Texte du document:
=-=-=-=-=

C’est l'histoire d'une rupture: celle du Français Renault et de l'Anglaise Caterham, qui devaient ressusciter l'Alpine en 2016, mais que Renault veut désormais réaliser seul.

 grève dans les succursales renault
grève dans les succursales renault © reuters

« Voilà c'est fini ». L'idylle entre le Français Renault et l'Anglaise Caterham aura duré à peine 2 ans. Et pourtant, les fiançailles avaient été belles. Elles avaient eu lieu en grande pompe à Boulogne Billancourt, fin 2012 : Carlos Goshn, le patron de Renault, était venu…

Tony Fernandes, à la tête de Caterham, la petite firme anglaise qui fabriquait la voiture du Prisonnier dans la série, était là aussi ; et il y avait même le ministre du Redressement productif, Arnaud Montebourg.

Le plus beau, dans cette histoire c'est que le couple avait un vrai beau projet commun: ressusciter l'Alpine.

L'Alpine vous savez c'est cette petite voiture bleue. Une bombe française sportive, nerveuse, et qui a gagné le championnat du monde des rallyes en 73.

Mais le rêve s'est brisé en route. D'abord parce que la résurrection de l'Alpine, ce n'était pas l'idée de Carlos Ghosn, le PDG de Renault, mais celle de son numéro 2, Carlos Tavares, un amoureux des voitures de sport. Or, Tavares a quitté Renault pour Peugeot en août dernier ; il n'était donc plus là pour porter le bébé.

Ensuite, les désaccords sur la technique, le design et les retards sur le calendrier, ont fait le reste.

C’est dommage, car contrairement à ce que l'on pourrait croire, les petites voitures de sport à 50 000 euros (qui aurait été le prix de l'Alpine) se vendent très bien.

=-=-=-=-=

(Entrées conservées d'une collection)
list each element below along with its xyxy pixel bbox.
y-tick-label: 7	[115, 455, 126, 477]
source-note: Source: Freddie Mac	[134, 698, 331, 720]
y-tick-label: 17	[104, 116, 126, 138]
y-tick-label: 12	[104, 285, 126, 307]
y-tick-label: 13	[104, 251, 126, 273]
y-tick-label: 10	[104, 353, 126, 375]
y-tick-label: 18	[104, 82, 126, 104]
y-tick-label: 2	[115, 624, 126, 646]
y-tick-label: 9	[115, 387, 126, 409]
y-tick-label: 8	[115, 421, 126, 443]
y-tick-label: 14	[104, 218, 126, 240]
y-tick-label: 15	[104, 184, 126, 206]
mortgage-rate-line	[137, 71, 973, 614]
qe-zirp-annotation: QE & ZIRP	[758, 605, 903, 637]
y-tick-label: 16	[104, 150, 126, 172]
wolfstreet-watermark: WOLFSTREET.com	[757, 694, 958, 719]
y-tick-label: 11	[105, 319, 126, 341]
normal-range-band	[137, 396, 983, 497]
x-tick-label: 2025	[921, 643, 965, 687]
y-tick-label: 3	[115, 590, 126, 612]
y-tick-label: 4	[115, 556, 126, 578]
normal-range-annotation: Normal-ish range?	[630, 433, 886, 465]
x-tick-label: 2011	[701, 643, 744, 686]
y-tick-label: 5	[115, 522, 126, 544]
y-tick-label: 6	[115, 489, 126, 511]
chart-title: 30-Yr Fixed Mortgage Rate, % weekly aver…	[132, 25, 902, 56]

=-=-=-=-=

Exercices:
A) Condensez en une ou deux phrases le paragraphe de l'article sur Renault et Caterham qui commence par « Mais le rêve s'est brisé en route », sans perdre ses faits principaux.
B) Donnez la suite de l'article sur Renault et Caterham, à partir de sa dernière phrase.

Réponses:
A) Le rêve a d'abord échoué parce que la relance de l'Alpine venait de Carlos Tavares, numéro 2 de Renault et passionné de voitures de sport, et non du PDG Carlos Ghosn. Tavares est parti chez Peugeot en août dernier et n'était donc plus là pour porter le projet.

B)
Prenez l'Alpha Roméo 4C: ce petit bolide avec un moteur dans le coffre, produit dans les usines de Maserati à Modène pour le compte de la marque FIAT, connaît un succès incroyable.

Ce modèle de coupé sport « accessible » s'est si bien vendu en 2013, que Fiat a décidé d'en doubler sa production pour 2014.

En prime, elle a été élue plus belle voiture de l'année en janvier dernier.

Alpine avait donc pour objectif de concurrencer ce modèle sur un créneau porteur: la voiture sportive de luxe, mais encore abordable.

Un marché d'autant plus intéressant qu'une Alpine vendue, c'est quand même l'équivalent de plusieurs dizaines de Twingo.

La fin du couple Renault-Caterham ne signifie pourtant pas la fin de la nouvelle Alpine.

Renault annonce que l’Alpine sortira bien de l’œuf en 2016, comme prévu, sauf que l’entrée de l'Anglaise Caterham, dans le capital de Renault, avait aussi pour but et pour intérêt de rationaliser les coûts et de produire la voiture dans l'usine historique d'Alpine à Dieppe, en France. Aujourd'hui, on ne peut que s'attrister de cette séparation et s'interroger sur la rentabilité du projet, ainsi que sur l'avenir du site de production de Dieppe.